■ **Given request**
Every entry below should be transcribed exactly; pictures stay out of the copy.

■ **Source data**
□ □ □
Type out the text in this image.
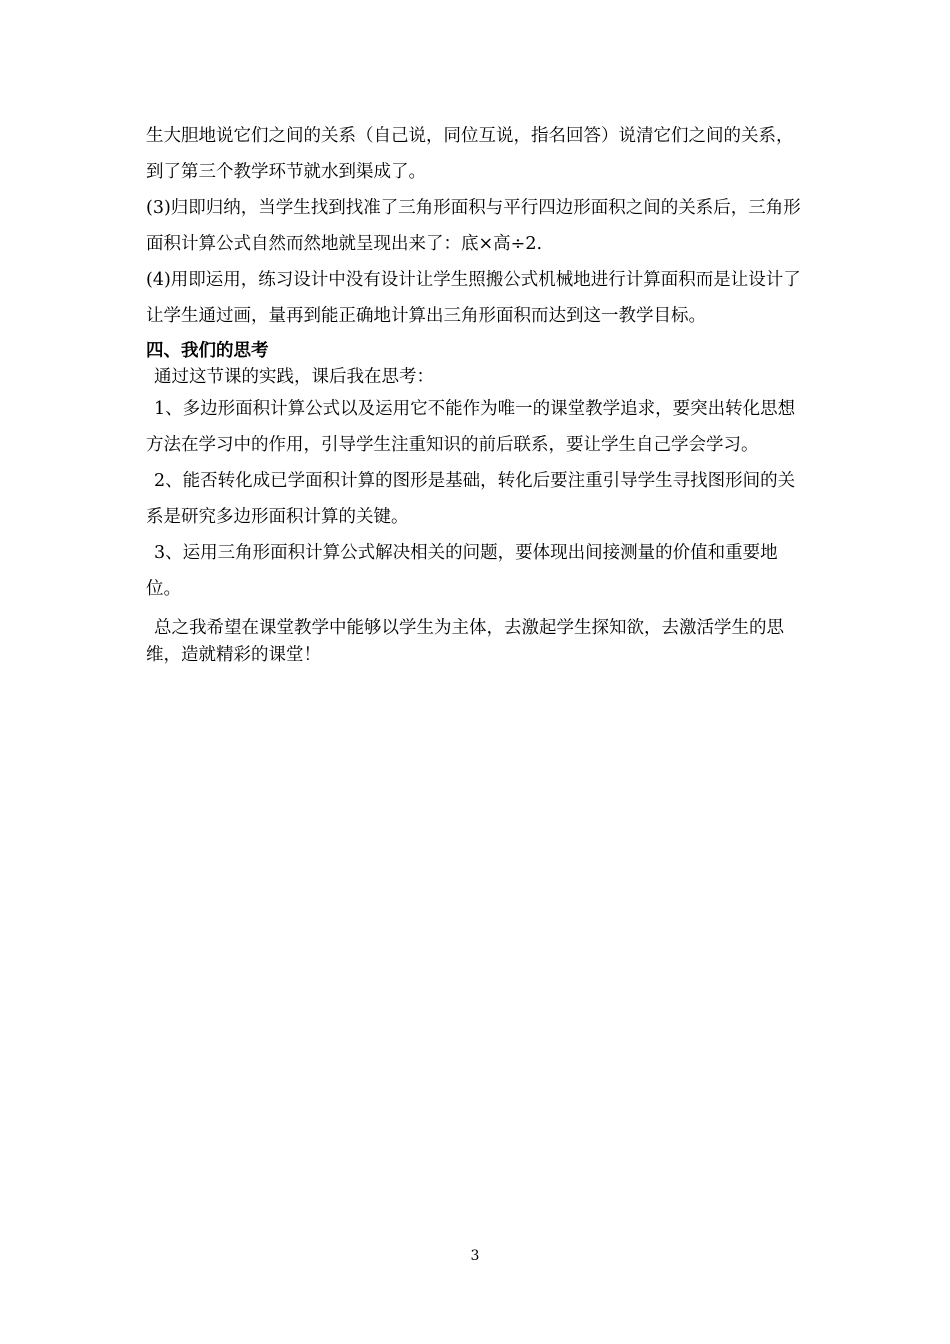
生大胆地说它们之间的关系（自己说，同位互说，指名回答）说清它们之间的关系，到了第三个教学环节就水到渠成了。

(3)归即归纳，当学生找到找准了三角形面积与平行四边形面积之间的关系后，三角形面积计算公式自然而然地就呈现出来了：底×高÷2.

(4)用即运用，练习设计中没有设计让学生照搬公式机械地进行计算面积而是让设计了让学生通过画，量再到能正确地计算出三角形面积而达到这一教学目标。

四、我们的思考

通过这节课的实践，课后我在思考：

1、多边形面积计算公式以及运用它不能作为唯一的课堂教学追求，要突出转化思想方法在学习中的作用，引导学生注重知识的前后联系，要让学生自己学会学习。

2、能否转化成已学面积计算的图形是基础，转化后要注重引导学生寻找图形间的关系是研究多边形面积计算的关键。

3、运用三角形面积计算公式解决相关的问题，要体现出间接测量的价值和重要地位。

总之我希望在课堂教学中能够以学生为主体，去激起学生探知欲，去激活学生的思维，造就精彩的课堂！

3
□ □ □
■ **Result of this exercise**
Type out the text in this image.
生大胆地说它们之间的关系（自己说，同位互说，指名回答）说清它们之间的关系，到了第三个教学环节就水到渠成了。

(3)归即归纳，当学生找到找准了三角形面积与平行四边形面积之间的关系后，三角形面积计算公式自然而然地就呈现出来了：底×高÷2.

(4)用即运用，练习设计中没有设计让学生照搬公式机械地进行计算面积而是让设计了让学生通过画，量再到能正确地计算出三角形面积而达到这一教学目标。

四、我们的思考

通过这节课的实践，课后我在思考：

1、多边形面积计算公式以及运用它不能作为唯一的课堂教学追求，要突出转化思想方法在学习中的作用，引导学生注重知识的前后联系，要让学生自己学会学习。

2、能否转化成已学面积计算的图形是基础，转化后要注重引导学生寻找图形间的关系是研究多边形面积计算的关键。

3、运用三角形面积计算公式解决相关的问题，要体现出间接测量的价值和重要地位。

总之我希望在课堂教学中能够以学生为主体，去激起学生探知欲，去激活学生的思维，造就精彩的课堂！

3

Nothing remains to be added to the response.